━━ Stored rows
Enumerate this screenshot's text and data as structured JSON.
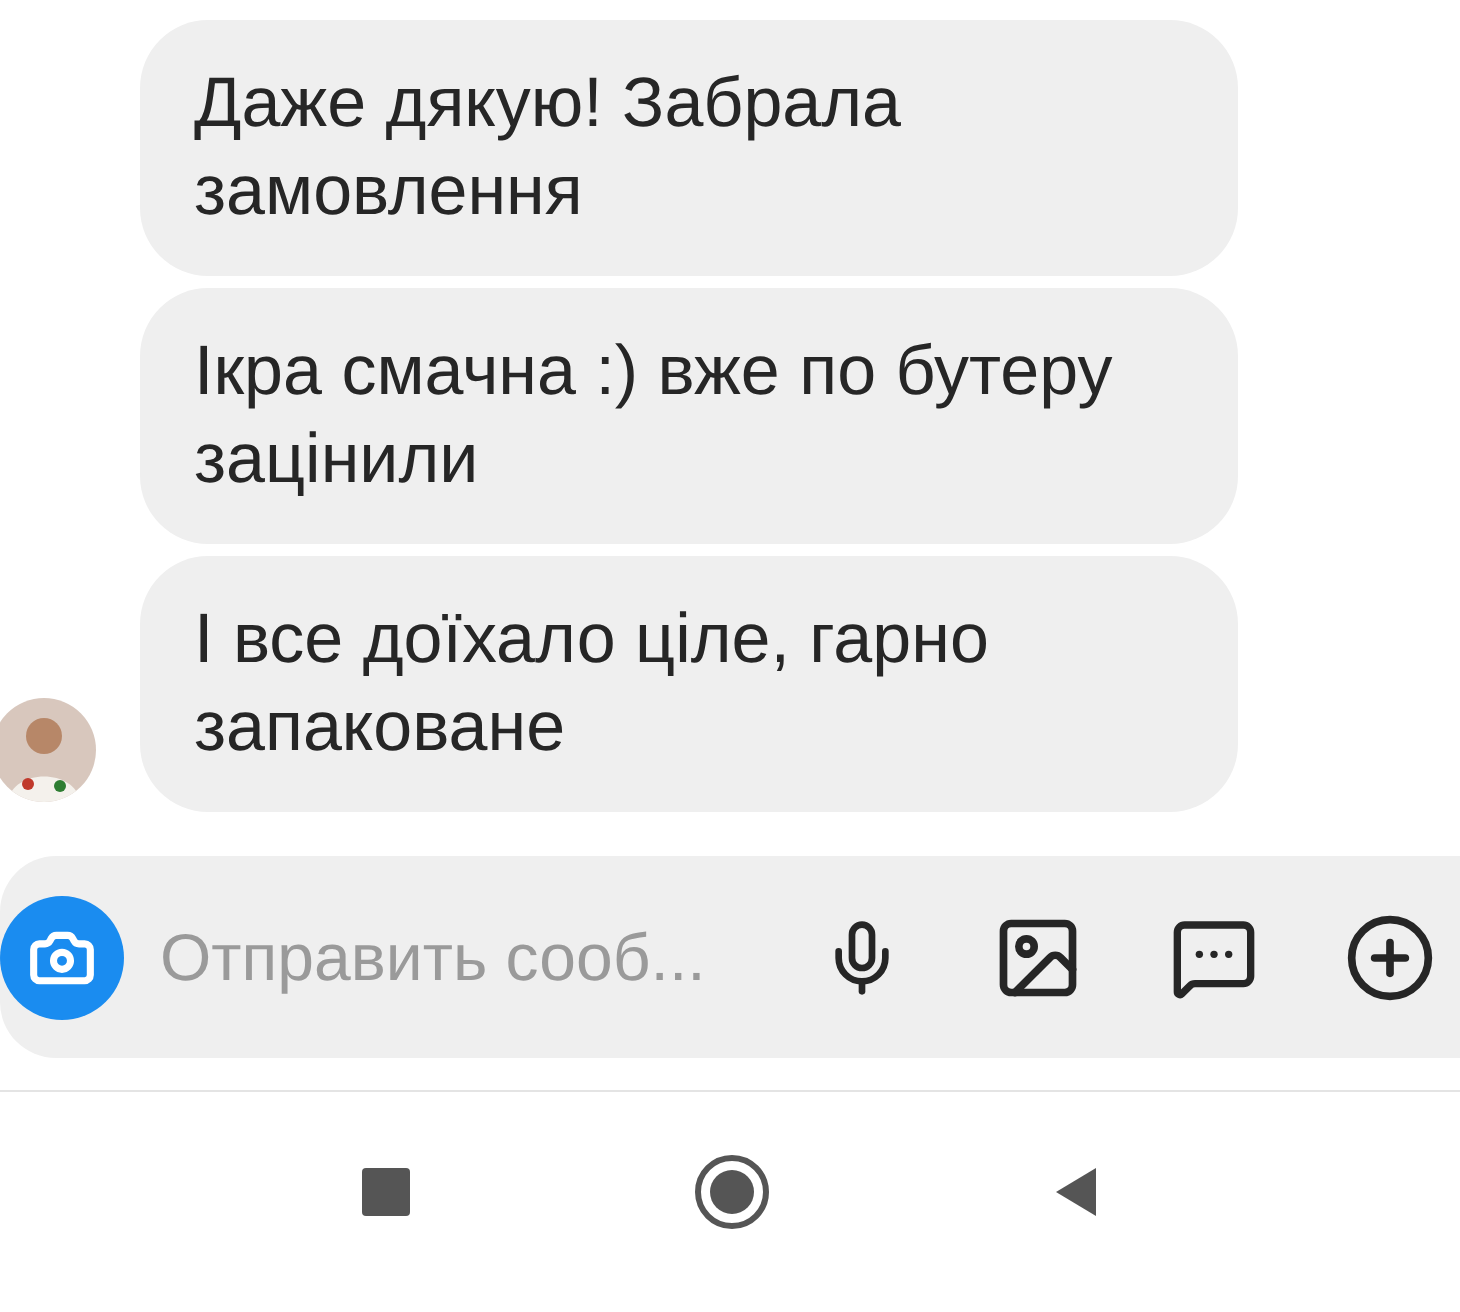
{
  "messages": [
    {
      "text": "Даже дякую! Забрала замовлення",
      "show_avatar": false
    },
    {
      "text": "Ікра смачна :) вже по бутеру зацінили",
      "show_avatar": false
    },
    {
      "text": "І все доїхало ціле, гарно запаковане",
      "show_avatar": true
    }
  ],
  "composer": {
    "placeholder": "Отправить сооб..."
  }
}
━━━━
Write the entries above out again exactly, but not the pictures.

Enumerate this screenshot's text and data as structured JSON.
{
  "messages": [
    {
      "text": "Даже дякую! Забрала замовлення",
      "show_avatar": false
    },
    {
      "text": "Ікра смачна :) вже по бутеру зацінили",
      "show_avatar": false
    },
    {
      "text": "І все доїхало ціле, гарно запаковане",
      "show_avatar": true
    }
  ],
  "composer": {
    "placeholder": "Отправить сооб..."
  }
}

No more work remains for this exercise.